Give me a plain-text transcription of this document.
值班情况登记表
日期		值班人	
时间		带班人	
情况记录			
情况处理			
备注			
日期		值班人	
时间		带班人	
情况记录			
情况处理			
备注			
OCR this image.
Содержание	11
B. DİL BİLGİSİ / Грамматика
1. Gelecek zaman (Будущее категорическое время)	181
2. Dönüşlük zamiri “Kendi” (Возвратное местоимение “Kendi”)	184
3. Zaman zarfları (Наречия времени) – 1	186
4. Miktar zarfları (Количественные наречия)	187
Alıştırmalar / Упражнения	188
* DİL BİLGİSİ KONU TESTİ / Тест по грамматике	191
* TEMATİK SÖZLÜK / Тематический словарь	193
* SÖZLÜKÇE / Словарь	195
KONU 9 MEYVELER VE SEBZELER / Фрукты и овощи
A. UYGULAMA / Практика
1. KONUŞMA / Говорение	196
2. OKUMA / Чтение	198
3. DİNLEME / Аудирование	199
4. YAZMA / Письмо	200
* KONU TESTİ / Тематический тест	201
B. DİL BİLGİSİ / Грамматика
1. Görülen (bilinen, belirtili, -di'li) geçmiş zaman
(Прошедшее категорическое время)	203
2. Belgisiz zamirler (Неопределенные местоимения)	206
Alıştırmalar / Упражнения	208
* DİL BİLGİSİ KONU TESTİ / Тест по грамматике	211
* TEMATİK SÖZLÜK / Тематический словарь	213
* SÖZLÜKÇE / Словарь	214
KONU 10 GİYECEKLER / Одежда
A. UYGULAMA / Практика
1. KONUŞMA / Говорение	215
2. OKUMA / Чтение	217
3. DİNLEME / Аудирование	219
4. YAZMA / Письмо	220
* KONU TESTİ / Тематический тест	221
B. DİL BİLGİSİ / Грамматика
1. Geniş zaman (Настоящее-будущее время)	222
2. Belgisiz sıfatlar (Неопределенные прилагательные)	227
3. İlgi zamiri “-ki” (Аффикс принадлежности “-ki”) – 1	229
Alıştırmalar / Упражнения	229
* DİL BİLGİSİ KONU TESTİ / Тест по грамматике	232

- - -

Short exercise: Tally the lines of the preceding listing in which the word "this" appears; state nothing but the total.

Written solution: 2